**SHORT EXERCISE**
Return all entries word for word, but drop any images.

**MATERIAL PROVIDED**
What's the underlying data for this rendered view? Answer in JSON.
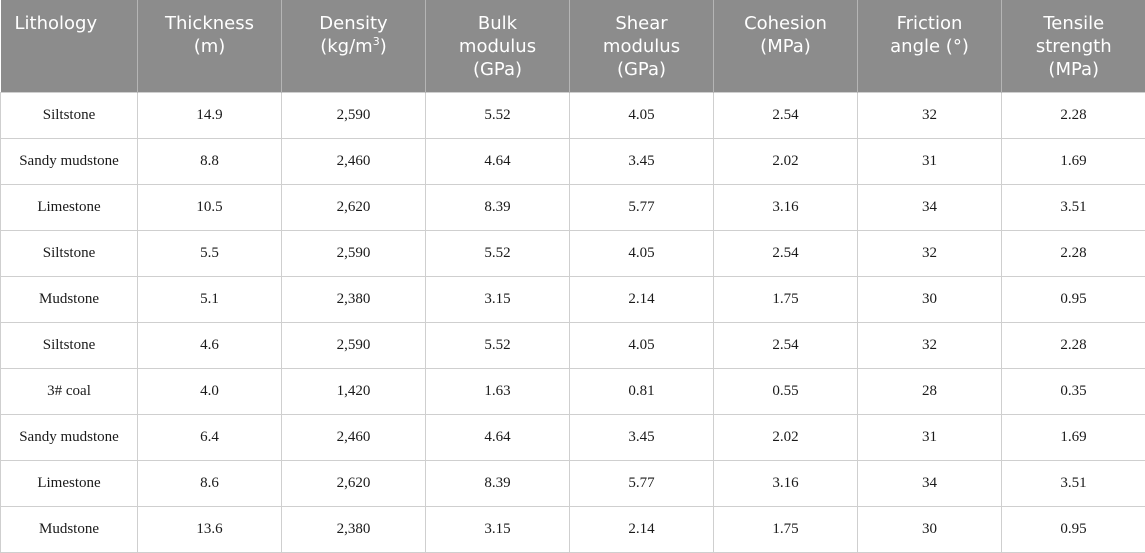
{
  "headers": [
    {
      "lines": [
        "Lithology"
      ]
    },
    {
      "lines": [
        "Thickness",
        "(m)"
      ]
    },
    {
      "lines": [
        "Density",
        "(kg/m"
      ],
      "sup": "3",
      "after": ")"
    },
    {
      "lines": [
        "Bulk",
        "modulus",
        "(GPa)"
      ]
    },
    {
      "lines": [
        "Shear",
        "modulus",
        "(GPa)"
      ]
    },
    {
      "lines": [
        "Cohesion",
        "(MPa)"
      ]
    },
    {
      "lines": [
        "Friction",
        "angle (°)"
      ]
    },
    {
      "lines": [
        "Tensile",
        "strength",
        "(MPa)"
      ]
    }
  ],
  "rows": [
    [
      "Siltstone",
      "14.9",
      "2,590",
      "5.52",
      "4.05",
      "2.54",
      "32",
      "2.28"
    ],
    [
      "Sandy mudstone",
      "8.8",
      "2,460",
      "4.64",
      "3.45",
      "2.02",
      "31",
      "1.69"
    ],
    [
      "Limestone",
      "10.5",
      "2,620",
      "8.39",
      "5.77",
      "3.16",
      "34",
      "3.51"
    ],
    [
      "Siltstone",
      "5.5",
      "2,590",
      "5.52",
      "4.05",
      "2.54",
      "32",
      "2.28"
    ],
    [
      "Mudstone",
      "5.1",
      "2,380",
      "3.15",
      "2.14",
      "1.75",
      "30",
      "0.95"
    ],
    [
      "Siltstone",
      "4.6",
      "2,590",
      "5.52",
      "4.05",
      "2.54",
      "32",
      "2.28"
    ],
    [
      "3# coal",
      "4.0",
      "1,420",
      "1.63",
      "0.81",
      "0.55",
      "28",
      "0.35"
    ],
    [
      "Sandy mudstone",
      "6.4",
      "2,460",
      "4.64",
      "3.45",
      "2.02",
      "31",
      "1.69"
    ],
    [
      "Limestone",
      "8.6",
      "2,620",
      "8.39",
      "5.77",
      "3.16",
      "34",
      "3.51"
    ],
    [
      "Mudstone",
      "13.6",
      "2,380",
      "3.15",
      "2.14",
      "1.75",
      "30",
      "0.95"
    ]
  ]
}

**EXERCISE ANSWER**
What's the underlying data for this rendered view? Answer in JSON.
{
  "headers": [
    {
      "lines": [
        "Lithology"
      ]
    },
    {
      "lines": [
        "Thickness",
        "(m)"
      ]
    },
    {
      "lines": [
        "Density",
        "(kg/m"
      ],
      "sup": "3",
      "after": ")"
    },
    {
      "lines": [
        "Bulk",
        "modulus",
        "(GPa)"
      ]
    },
    {
      "lines": [
        "Shear",
        "modulus",
        "(GPa)"
      ]
    },
    {
      "lines": [
        "Cohesion",
        "(MPa)"
      ]
    },
    {
      "lines": [
        "Friction",
        "angle (°)"
      ]
    },
    {
      "lines": [
        "Tensile",
        "strength",
        "(MPa)"
      ]
    }
  ],
  "rows": [
    [
      "Siltstone",
      "14.9",
      "2,590",
      "5.52",
      "4.05",
      "2.54",
      "32",
      "2.28"
    ],
    [
      "Sandy mudstone",
      "8.8",
      "2,460",
      "4.64",
      "3.45",
      "2.02",
      "31",
      "1.69"
    ],
    [
      "Limestone",
      "10.5",
      "2,620",
      "8.39",
      "5.77",
      "3.16",
      "34",
      "3.51"
    ],
    [
      "Siltstone",
      "5.5",
      "2,590",
      "5.52",
      "4.05",
      "2.54",
      "32",
      "2.28"
    ],
    [
      "Mudstone",
      "5.1",
      "2,380",
      "3.15",
      "2.14",
      "1.75",
      "30",
      "0.95"
    ],
    [
      "Siltstone",
      "4.6",
      "2,590",
      "5.52",
      "4.05",
      "2.54",
      "32",
      "2.28"
    ],
    [
      "3# coal",
      "4.0",
      "1,420",
      "1.63",
      "0.81",
      "0.55",
      "28",
      "0.35"
    ],
    [
      "Sandy mudstone",
      "6.4",
      "2,460",
      "4.64",
      "3.45",
      "2.02",
      "31",
      "1.69"
    ],
    [
      "Limestone",
      "8.6",
      "2,620",
      "8.39",
      "5.77",
      "3.16",
      "34",
      "3.51"
    ],
    [
      "Mudstone",
      "13.6",
      "2,380",
      "3.15",
      "2.14",
      "1.75",
      "30",
      "0.95"
    ]
  ]
}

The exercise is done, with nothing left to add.